■ Exercise aim:
Check each line of the material below, and copy it if it holds the string "Spotlight".

■ Records shown:
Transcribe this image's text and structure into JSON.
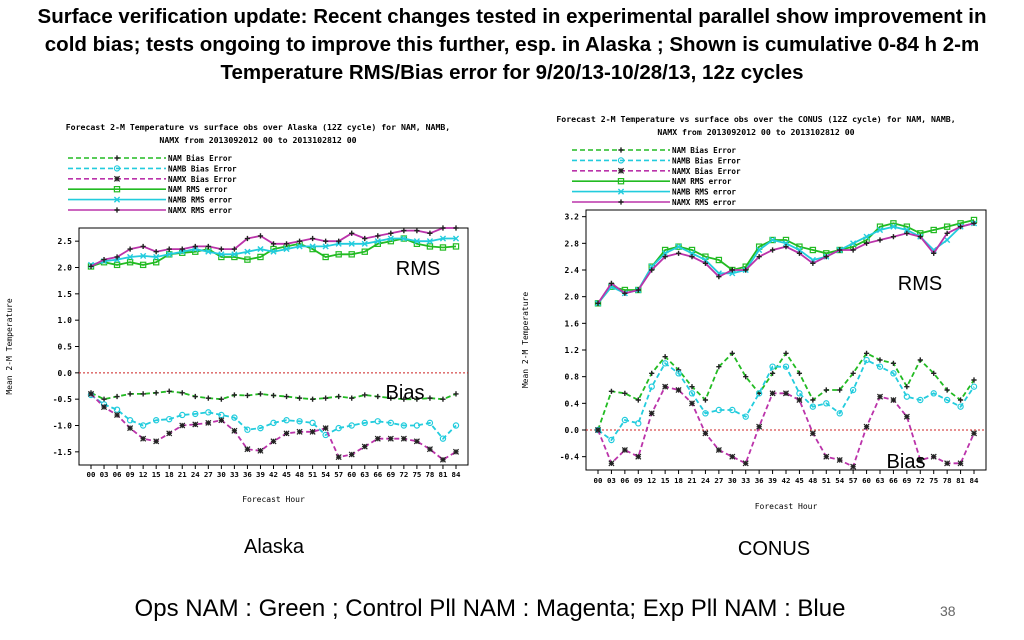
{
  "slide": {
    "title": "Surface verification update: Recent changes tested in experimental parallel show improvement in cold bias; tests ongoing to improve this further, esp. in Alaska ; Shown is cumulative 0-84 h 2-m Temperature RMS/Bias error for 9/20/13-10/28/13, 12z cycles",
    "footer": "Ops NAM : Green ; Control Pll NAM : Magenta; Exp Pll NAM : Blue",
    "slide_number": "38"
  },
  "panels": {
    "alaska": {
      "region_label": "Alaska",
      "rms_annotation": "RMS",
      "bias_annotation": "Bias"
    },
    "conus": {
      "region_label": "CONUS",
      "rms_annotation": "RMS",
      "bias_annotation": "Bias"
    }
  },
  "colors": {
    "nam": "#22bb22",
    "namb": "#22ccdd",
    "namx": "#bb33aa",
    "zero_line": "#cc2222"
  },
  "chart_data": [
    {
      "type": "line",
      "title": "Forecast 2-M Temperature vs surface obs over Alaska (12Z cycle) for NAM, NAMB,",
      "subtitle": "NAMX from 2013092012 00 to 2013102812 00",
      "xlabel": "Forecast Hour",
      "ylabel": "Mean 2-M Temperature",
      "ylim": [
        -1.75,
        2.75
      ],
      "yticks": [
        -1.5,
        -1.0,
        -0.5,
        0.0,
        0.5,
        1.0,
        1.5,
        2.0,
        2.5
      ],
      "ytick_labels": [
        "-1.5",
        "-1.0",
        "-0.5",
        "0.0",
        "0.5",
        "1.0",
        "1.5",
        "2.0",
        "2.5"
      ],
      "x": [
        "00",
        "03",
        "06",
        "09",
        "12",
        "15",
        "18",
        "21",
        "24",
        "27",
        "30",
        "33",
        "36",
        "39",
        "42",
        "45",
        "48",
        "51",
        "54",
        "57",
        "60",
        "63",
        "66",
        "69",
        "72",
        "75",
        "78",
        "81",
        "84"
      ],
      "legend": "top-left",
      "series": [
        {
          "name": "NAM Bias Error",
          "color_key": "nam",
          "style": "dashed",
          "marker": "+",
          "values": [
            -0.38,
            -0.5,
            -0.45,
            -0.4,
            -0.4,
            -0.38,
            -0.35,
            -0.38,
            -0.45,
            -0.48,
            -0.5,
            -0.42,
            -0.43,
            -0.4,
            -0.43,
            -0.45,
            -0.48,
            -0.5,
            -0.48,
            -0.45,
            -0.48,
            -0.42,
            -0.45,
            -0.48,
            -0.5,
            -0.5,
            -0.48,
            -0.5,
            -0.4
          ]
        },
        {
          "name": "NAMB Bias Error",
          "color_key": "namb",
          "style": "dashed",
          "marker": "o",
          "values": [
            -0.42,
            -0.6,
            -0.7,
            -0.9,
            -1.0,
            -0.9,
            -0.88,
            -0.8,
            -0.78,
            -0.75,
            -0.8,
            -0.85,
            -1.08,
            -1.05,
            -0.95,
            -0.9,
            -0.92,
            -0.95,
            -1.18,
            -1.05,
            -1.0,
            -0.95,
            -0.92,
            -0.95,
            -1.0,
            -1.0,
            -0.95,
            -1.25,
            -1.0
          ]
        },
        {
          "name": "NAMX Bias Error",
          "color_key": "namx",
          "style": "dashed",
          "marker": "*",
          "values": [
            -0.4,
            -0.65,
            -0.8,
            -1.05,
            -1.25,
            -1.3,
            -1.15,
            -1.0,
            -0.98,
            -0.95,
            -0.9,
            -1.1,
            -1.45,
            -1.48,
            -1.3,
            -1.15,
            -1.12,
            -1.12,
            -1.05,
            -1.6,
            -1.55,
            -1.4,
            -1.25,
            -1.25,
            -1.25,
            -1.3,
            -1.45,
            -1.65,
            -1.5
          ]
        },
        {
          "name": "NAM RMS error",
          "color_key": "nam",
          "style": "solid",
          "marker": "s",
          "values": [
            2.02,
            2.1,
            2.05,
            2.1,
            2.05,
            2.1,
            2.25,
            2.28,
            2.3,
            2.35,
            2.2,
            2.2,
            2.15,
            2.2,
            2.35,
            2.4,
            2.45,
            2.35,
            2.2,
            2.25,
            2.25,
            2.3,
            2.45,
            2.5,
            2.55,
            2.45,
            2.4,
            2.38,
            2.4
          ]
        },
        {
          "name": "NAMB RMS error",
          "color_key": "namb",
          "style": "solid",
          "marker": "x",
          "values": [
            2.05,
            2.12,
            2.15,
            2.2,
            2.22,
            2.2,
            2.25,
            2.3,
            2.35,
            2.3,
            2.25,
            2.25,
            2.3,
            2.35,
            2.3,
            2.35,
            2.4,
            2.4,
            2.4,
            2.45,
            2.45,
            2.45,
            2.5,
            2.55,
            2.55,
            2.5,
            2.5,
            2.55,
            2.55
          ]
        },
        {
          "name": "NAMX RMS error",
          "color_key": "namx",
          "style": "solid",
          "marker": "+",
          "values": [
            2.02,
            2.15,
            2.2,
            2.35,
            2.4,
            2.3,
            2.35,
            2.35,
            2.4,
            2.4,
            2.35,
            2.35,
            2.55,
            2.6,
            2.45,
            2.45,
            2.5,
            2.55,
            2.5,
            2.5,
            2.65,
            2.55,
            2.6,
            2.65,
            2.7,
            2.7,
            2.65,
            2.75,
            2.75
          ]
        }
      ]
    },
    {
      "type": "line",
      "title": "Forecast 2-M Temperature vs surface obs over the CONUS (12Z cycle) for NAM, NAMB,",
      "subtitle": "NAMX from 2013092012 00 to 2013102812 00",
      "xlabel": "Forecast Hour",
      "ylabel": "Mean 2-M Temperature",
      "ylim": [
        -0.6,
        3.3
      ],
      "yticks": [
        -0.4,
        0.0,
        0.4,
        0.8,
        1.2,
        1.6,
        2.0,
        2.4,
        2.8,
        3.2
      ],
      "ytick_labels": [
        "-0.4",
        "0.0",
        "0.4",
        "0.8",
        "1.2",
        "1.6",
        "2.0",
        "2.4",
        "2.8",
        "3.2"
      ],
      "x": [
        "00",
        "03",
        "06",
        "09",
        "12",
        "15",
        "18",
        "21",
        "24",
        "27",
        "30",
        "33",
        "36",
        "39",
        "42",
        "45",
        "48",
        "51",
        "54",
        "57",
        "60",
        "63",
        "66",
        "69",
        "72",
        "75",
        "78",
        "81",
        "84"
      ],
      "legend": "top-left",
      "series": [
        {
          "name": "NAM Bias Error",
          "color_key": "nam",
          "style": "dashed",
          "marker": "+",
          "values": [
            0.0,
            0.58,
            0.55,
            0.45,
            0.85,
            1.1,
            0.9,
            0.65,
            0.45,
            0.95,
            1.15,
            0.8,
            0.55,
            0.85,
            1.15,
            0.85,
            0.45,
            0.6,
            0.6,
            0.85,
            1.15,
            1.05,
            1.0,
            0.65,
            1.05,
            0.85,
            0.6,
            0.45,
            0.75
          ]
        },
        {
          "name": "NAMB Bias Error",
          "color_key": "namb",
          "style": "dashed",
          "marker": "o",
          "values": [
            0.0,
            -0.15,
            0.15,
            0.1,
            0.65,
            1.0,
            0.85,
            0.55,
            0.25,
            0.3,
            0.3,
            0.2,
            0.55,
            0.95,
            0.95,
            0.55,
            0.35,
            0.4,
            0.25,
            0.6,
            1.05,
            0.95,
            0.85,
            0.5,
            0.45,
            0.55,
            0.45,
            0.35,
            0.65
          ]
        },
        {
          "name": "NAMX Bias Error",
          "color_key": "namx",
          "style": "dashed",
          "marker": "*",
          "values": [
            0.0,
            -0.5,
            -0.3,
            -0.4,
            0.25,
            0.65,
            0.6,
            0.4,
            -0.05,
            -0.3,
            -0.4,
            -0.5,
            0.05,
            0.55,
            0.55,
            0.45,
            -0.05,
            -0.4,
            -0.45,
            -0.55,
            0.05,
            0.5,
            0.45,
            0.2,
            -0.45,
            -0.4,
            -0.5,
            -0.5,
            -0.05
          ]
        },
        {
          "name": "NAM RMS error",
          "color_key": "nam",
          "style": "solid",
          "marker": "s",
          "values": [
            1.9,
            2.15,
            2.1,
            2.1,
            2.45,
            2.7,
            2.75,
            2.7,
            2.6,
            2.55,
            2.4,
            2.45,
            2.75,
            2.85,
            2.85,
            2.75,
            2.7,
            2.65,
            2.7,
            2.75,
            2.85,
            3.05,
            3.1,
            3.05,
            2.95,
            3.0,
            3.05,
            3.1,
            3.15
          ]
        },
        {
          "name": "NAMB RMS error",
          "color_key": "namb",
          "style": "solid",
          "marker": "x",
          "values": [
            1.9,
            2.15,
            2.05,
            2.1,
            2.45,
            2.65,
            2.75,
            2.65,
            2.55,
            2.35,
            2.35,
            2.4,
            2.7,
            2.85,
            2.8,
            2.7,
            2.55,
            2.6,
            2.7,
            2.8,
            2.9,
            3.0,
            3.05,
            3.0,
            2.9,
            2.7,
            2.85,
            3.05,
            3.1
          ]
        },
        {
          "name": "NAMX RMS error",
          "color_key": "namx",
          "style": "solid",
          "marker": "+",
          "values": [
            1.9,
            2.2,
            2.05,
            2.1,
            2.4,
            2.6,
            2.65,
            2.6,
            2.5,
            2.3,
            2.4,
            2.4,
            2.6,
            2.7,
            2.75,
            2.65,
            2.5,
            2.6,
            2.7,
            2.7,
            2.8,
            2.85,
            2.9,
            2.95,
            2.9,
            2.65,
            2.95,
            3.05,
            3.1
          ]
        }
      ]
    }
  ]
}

==

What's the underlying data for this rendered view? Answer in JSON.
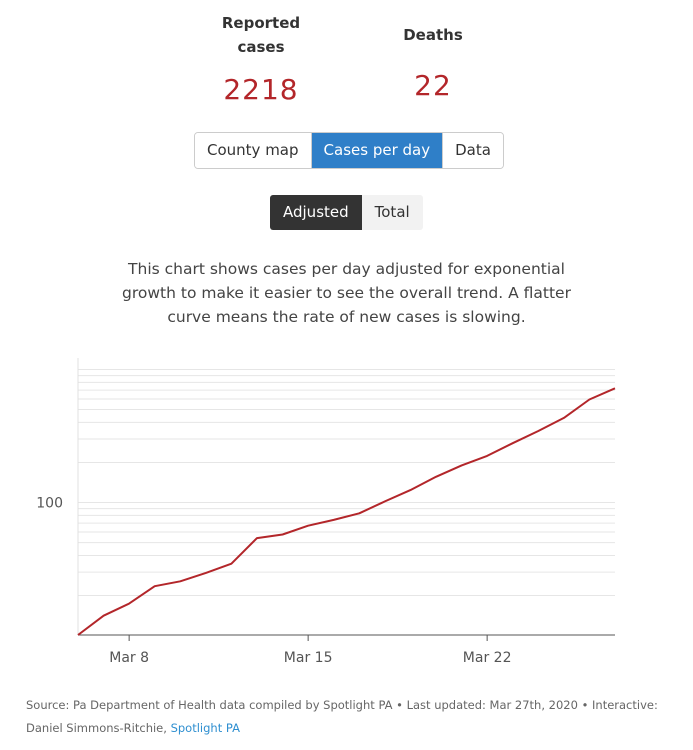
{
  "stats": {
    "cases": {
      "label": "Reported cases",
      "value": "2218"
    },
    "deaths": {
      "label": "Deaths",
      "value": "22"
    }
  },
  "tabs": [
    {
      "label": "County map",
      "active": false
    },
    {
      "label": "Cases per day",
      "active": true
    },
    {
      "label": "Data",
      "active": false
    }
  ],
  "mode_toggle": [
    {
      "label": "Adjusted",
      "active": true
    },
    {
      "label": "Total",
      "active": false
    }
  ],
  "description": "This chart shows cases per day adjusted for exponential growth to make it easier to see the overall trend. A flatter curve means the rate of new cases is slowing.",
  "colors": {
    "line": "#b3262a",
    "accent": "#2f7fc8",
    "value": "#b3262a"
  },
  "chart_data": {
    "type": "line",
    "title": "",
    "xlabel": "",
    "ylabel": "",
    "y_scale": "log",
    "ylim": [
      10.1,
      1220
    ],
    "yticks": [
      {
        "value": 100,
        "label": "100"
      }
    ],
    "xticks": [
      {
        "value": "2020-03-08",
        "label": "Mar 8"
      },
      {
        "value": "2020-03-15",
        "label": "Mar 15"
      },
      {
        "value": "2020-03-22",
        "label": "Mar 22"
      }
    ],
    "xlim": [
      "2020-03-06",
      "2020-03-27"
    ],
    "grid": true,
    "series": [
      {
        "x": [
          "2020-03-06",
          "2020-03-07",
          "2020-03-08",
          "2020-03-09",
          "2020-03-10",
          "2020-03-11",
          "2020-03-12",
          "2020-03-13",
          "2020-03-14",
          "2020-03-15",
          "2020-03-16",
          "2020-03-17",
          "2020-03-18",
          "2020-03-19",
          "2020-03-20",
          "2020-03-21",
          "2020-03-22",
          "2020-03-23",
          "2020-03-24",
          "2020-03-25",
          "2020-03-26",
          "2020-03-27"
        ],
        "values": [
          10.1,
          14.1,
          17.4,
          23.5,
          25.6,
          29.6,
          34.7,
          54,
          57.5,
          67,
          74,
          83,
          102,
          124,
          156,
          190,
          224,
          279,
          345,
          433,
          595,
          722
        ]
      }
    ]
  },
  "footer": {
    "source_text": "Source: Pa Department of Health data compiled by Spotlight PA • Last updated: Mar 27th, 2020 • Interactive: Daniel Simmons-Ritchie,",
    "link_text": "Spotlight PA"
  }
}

■ Solved problem:
    "source_text": "Source: Pa Department of Health data compiled by Spotlight PA • Last updated: Mar 27th, 2020 • Interactive: Daniel Simmons-Ritchie,",
    "link_text": "Spotlight PA"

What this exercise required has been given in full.